- What needs to be done -
Using the listing below, extract each line that has the word "tiktok" in it.

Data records

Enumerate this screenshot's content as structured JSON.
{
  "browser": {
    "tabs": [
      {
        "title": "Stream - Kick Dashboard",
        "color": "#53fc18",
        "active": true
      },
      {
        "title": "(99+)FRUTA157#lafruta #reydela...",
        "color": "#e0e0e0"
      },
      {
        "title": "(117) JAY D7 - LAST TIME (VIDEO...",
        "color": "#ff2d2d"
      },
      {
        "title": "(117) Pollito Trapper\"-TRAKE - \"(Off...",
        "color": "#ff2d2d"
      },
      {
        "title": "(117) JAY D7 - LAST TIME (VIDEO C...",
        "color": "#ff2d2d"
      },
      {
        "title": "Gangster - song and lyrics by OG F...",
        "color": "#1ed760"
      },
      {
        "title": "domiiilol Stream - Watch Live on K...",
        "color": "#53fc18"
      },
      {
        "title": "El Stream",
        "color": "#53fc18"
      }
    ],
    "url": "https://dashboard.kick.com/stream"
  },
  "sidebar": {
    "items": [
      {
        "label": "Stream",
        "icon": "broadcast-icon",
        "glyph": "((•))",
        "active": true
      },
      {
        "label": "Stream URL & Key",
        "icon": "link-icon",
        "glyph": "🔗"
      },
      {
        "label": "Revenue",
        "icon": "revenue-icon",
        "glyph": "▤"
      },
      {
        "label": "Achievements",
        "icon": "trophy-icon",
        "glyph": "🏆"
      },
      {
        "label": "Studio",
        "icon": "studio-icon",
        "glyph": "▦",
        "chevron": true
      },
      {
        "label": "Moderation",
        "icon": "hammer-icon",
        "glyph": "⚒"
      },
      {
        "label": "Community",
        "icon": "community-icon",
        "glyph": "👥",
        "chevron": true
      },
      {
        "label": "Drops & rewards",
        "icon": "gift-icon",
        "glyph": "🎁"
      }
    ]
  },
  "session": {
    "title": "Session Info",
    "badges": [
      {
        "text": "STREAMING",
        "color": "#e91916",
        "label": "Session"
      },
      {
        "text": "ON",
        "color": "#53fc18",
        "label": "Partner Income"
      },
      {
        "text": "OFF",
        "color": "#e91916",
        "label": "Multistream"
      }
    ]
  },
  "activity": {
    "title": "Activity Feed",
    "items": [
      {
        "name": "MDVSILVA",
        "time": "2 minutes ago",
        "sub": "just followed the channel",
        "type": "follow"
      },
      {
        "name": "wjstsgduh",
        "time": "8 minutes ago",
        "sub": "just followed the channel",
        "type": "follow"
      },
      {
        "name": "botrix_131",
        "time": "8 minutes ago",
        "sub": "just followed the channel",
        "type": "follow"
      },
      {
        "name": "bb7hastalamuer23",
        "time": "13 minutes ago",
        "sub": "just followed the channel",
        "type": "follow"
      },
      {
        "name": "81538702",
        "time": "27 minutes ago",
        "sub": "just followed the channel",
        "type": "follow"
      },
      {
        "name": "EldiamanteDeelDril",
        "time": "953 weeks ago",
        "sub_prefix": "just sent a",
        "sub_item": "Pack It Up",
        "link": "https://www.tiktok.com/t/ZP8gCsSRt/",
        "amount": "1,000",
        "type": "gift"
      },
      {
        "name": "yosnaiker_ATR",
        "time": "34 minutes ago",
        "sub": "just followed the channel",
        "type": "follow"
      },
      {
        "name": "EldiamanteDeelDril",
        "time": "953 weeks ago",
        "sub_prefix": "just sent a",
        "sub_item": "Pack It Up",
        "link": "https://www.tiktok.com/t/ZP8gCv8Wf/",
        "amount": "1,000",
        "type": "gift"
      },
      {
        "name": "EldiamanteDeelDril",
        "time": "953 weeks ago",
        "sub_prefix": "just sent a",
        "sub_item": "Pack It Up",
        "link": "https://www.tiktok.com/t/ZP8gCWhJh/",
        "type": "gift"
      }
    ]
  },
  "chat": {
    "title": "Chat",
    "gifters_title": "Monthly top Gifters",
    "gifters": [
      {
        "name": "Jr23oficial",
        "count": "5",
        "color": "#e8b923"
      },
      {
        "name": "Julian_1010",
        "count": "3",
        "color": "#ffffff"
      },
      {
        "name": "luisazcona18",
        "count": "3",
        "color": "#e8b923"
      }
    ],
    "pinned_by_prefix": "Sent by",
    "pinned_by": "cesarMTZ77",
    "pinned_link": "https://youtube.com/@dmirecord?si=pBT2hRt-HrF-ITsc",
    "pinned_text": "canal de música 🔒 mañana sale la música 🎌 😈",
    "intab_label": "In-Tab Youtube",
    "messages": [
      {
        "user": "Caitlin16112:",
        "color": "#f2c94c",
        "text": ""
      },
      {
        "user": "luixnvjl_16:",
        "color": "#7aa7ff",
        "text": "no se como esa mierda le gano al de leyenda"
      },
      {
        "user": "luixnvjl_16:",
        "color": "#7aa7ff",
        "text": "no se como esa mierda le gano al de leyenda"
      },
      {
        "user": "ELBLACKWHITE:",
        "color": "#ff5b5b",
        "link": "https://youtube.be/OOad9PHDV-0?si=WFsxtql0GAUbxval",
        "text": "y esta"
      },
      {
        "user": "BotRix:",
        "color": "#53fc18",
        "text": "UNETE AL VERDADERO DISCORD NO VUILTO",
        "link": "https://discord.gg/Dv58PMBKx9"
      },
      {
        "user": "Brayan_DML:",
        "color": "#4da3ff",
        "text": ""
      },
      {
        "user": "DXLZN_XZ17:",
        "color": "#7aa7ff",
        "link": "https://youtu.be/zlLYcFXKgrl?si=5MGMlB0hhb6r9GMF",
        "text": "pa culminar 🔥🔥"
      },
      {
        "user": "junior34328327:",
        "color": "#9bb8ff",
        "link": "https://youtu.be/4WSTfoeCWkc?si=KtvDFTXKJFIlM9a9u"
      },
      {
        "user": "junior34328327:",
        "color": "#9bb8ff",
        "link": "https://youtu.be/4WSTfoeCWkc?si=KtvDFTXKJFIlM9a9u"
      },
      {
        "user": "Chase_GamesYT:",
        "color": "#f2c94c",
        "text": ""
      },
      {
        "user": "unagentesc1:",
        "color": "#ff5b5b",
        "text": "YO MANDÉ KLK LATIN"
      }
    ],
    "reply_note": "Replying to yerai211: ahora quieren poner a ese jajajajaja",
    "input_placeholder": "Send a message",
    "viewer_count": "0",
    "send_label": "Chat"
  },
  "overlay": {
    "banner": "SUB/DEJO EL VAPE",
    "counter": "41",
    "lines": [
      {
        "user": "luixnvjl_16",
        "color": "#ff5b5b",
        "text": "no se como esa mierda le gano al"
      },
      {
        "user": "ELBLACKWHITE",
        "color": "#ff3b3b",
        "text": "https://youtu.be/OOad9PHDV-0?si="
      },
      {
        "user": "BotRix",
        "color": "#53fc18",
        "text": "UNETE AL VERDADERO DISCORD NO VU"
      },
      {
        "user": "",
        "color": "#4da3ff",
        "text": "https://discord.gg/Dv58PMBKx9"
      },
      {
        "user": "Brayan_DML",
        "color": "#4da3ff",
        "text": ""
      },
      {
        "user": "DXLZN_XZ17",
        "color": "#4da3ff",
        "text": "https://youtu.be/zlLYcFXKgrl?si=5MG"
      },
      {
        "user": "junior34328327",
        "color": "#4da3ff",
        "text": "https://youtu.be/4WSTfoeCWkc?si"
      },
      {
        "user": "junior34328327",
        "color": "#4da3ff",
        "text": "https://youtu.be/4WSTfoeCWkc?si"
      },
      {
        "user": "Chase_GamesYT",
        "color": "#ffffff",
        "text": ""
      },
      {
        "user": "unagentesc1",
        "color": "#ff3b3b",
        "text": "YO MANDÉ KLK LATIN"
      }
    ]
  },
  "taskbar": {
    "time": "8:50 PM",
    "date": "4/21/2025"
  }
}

- Exercise result -
        "link": "https://www.tiktok.com/t/ZP8gCsSRt/",
        "link": "https://www.tiktok.com/t/ZP8gCv8Wf/",
        "link": "https://www.tiktok.com/t/ZP8gCWhJh/",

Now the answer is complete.